# Material for this exercise start

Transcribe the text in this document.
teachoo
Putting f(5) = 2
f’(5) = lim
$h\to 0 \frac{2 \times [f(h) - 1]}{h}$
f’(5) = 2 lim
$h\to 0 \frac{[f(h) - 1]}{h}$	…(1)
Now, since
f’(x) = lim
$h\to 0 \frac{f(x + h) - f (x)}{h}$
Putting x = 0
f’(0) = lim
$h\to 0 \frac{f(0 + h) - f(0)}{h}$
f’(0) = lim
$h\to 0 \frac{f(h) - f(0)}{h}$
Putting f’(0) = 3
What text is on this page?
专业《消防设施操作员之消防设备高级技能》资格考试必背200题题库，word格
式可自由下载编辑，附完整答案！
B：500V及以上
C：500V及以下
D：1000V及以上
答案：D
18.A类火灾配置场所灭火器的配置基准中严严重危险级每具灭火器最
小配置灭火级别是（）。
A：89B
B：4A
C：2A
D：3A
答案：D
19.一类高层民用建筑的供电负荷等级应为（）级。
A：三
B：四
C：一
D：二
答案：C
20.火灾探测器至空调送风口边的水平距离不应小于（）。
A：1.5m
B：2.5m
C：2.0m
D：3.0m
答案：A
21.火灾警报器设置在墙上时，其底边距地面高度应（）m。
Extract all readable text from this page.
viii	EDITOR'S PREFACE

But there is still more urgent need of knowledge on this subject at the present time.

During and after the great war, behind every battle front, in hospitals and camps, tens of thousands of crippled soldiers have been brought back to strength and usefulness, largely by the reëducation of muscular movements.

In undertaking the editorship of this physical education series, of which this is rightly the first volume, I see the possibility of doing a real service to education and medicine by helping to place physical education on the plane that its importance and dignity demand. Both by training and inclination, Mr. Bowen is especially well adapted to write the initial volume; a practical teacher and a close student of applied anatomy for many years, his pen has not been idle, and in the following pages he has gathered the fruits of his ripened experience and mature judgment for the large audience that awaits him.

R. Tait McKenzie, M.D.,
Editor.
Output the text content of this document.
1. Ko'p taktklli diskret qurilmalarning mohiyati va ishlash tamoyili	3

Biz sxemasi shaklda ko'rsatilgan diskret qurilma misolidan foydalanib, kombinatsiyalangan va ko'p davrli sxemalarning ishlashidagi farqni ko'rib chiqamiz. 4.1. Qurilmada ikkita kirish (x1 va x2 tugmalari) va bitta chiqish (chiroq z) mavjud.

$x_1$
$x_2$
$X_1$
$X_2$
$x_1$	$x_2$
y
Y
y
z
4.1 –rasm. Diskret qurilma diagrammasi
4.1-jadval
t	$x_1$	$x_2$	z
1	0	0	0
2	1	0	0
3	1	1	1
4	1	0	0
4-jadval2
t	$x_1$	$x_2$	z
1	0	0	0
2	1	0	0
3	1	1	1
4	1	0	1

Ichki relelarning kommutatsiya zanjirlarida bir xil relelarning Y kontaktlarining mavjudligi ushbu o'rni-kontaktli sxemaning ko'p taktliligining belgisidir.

# Material for this exercise end

▶ [Set problem]: State how many lines of the records above contain "frac", with no words besides the number.

▶ [Correct output]: 5